■ WRITTEN PROBLEM:
Output all the data exactly. Pictures do not belong in the copy.

_ _ _ _

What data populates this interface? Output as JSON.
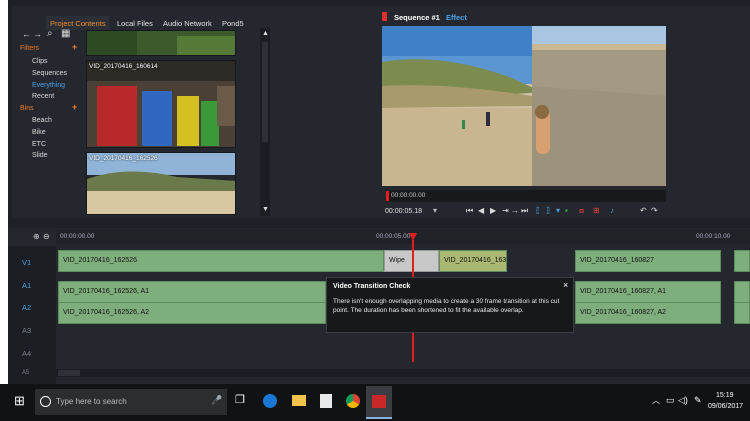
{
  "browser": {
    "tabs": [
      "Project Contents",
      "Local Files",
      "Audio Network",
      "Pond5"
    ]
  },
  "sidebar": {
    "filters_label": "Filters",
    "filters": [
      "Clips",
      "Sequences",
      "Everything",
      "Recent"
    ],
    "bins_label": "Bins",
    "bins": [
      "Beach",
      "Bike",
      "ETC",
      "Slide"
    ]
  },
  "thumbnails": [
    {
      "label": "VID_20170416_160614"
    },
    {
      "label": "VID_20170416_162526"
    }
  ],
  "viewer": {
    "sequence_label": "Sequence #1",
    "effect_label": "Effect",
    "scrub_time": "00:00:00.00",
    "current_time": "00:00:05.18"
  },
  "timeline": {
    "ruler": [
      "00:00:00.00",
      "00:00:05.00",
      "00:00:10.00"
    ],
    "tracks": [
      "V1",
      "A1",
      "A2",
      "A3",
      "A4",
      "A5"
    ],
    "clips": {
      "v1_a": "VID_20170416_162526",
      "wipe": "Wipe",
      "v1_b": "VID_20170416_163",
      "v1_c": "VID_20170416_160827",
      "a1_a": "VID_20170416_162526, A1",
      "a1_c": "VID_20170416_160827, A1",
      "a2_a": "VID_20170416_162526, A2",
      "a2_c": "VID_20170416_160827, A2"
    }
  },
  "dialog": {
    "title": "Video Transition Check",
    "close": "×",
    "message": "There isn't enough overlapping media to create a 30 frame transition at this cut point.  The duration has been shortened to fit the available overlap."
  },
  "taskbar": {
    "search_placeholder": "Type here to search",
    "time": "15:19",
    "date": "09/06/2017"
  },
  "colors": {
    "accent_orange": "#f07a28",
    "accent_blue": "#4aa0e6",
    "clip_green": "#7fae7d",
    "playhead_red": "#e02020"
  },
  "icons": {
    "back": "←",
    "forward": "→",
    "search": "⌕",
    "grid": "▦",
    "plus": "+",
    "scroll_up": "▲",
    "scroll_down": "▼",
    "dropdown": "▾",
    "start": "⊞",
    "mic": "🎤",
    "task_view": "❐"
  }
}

_ _ _ _

■ THE ANSWER:
What data populates this interface? Output as JSON.
{
  "browser": {
    "tabs": [
      "Project Contents",
      "Local Files",
      "Audio Network",
      "Pond5"
    ]
  },
  "sidebar": {
    "filters_label": "Filters",
    "filters": [
      "Clips",
      "Sequences",
      "Everything",
      "Recent"
    ],
    "bins_label": "Bins",
    "bins": [
      "Beach",
      "Bike",
      "ETC",
      "Slide"
    ]
  },
  "thumbnails": [
    {
      "label": "VID_20170416_160614"
    },
    {
      "label": "VID_20170416_162526"
    }
  ],
  "viewer": {
    "sequence_label": "Sequence #1",
    "effect_label": "Effect",
    "scrub_time": "00:00:00.00",
    "current_time": "00:00:05.18"
  },
  "timeline": {
    "ruler": [
      "00:00:00.00",
      "00:00:05.00",
      "00:00:10.00"
    ],
    "tracks": [
      "V1",
      "A1",
      "A2",
      "A3",
      "A4",
      "A5"
    ],
    "clips": {
      "v1_a": "VID_20170416_162526",
      "wipe": "Wipe",
      "v1_b": "VID_20170416_163",
      "v1_c": "VID_20170416_160827",
      "a1_a": "VID_20170416_162526, A1",
      "a1_c": "VID_20170416_160827, A1",
      "a2_a": "VID_20170416_162526, A2",
      "a2_c": "VID_20170416_160827, A2"
    }
  },
  "dialog": {
    "title": "Video Transition Check",
    "close": "×",
    "message": "There isn't enough overlapping media to create a 30 frame transition at this cut point.  The duration has been shortened to fit the available overlap."
  },
  "taskbar": {
    "search_placeholder": "Type here to search",
    "time": "15:19",
    "date": "09/06/2017"
  },
  "colors": {
    "accent_orange": "#f07a28",
    "accent_blue": "#4aa0e6",
    "clip_green": "#7fae7d",
    "playhead_red": "#e02020"
  },
  "icons": {
    "back": "←",
    "forward": "→",
    "search": "⌕",
    "grid": "▦",
    "plus": "+",
    "scroll_up": "▲",
    "scroll_down": "▼",
    "dropdown": "▾",
    "start": "⊞",
    "mic": "🎤",
    "task_view": "❐"
  }
}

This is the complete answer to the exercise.